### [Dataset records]
====================

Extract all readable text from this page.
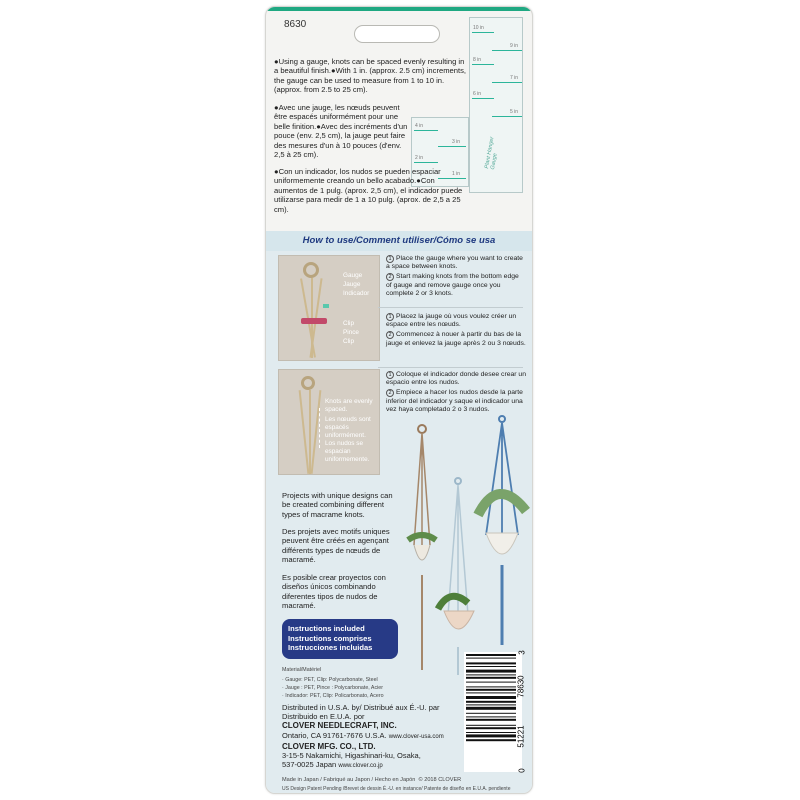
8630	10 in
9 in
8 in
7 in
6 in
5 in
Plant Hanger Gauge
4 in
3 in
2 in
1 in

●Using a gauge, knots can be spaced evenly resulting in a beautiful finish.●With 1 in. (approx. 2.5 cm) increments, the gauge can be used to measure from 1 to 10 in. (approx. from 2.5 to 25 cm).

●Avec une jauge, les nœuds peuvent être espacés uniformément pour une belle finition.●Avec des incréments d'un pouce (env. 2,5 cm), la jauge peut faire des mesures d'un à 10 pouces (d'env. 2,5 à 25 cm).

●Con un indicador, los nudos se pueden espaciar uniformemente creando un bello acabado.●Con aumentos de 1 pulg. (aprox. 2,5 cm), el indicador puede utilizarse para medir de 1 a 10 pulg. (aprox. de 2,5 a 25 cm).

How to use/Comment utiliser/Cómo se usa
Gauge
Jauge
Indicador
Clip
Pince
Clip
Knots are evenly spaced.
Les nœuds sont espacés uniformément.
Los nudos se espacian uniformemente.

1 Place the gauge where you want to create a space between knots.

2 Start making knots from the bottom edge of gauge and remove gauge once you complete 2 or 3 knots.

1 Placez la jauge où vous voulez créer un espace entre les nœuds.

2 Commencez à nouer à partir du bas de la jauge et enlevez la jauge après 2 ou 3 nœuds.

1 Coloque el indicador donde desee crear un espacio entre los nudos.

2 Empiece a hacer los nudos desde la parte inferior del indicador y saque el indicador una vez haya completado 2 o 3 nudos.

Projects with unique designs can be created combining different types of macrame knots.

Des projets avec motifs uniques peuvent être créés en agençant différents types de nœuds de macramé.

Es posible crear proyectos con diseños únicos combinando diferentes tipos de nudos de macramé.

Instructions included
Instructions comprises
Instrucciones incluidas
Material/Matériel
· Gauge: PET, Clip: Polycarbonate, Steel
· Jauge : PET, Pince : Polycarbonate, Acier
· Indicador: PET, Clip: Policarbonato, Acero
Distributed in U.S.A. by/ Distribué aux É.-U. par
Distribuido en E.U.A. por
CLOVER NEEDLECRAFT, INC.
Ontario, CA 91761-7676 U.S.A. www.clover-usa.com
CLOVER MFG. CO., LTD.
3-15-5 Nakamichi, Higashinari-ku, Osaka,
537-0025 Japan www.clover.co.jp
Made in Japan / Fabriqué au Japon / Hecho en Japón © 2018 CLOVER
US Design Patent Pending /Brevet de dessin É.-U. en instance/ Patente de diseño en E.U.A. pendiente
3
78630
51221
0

====================

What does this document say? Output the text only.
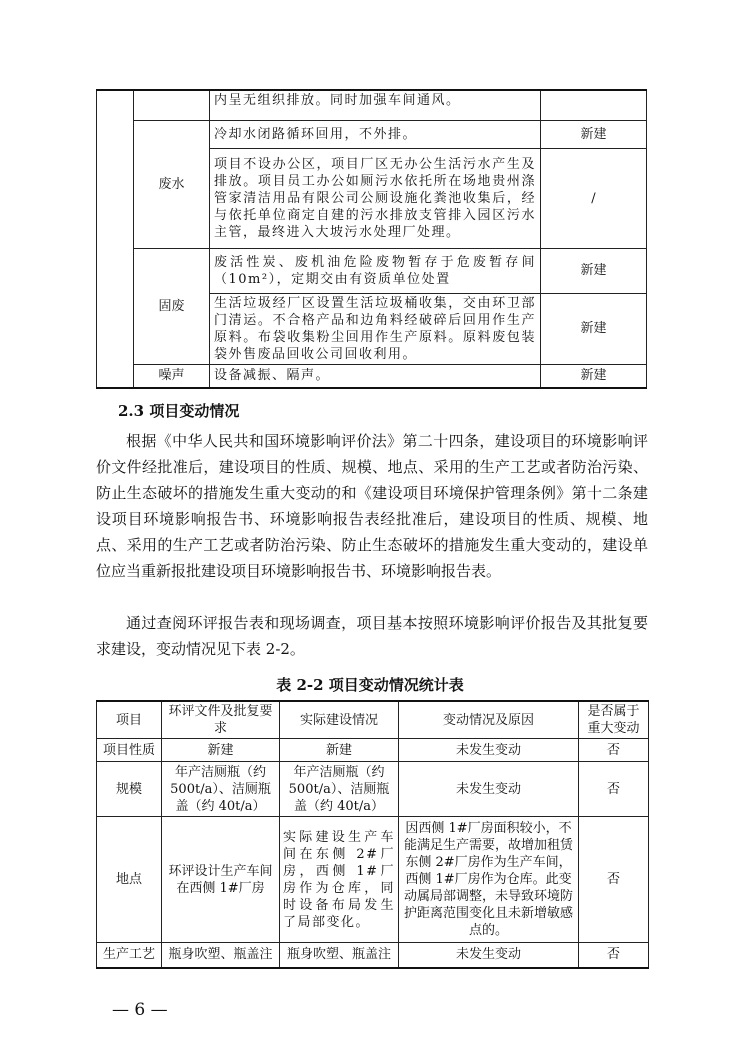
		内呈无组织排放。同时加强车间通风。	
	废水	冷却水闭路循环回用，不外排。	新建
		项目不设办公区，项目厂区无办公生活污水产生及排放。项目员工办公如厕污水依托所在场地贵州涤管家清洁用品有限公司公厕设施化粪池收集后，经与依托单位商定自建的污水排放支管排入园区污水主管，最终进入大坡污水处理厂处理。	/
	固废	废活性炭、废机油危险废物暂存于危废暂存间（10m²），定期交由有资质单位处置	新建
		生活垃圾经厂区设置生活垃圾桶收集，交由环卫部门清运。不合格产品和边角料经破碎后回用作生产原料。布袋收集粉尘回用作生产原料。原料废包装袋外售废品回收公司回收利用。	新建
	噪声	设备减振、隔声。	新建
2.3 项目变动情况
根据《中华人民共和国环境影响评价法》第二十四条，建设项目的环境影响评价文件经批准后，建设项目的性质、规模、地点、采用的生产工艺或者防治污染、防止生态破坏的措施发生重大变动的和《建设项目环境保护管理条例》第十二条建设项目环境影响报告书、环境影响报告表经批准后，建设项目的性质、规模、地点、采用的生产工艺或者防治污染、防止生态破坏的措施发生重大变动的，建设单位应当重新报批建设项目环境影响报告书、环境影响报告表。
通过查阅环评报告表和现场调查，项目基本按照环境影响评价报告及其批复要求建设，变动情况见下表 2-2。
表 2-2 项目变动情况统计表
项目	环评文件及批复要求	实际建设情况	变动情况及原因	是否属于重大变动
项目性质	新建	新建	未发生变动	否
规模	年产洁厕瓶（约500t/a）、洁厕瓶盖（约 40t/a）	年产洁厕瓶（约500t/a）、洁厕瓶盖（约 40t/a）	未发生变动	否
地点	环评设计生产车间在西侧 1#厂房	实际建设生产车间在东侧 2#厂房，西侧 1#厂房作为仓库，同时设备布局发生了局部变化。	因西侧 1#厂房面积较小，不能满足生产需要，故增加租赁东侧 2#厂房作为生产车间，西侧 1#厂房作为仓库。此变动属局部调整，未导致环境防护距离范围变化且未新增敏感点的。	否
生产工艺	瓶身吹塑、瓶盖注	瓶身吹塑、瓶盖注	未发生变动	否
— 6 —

====================

### [Objective]
Copy all lines from the material that contain "macramé".

### [Complete response]
Des projets avec motifs uniques peuvent être créés en agençant différents types de nœuds de macramé.
Es posible crear proyectos con diseños únicos combinando diferentes tipos de nudos de macramé.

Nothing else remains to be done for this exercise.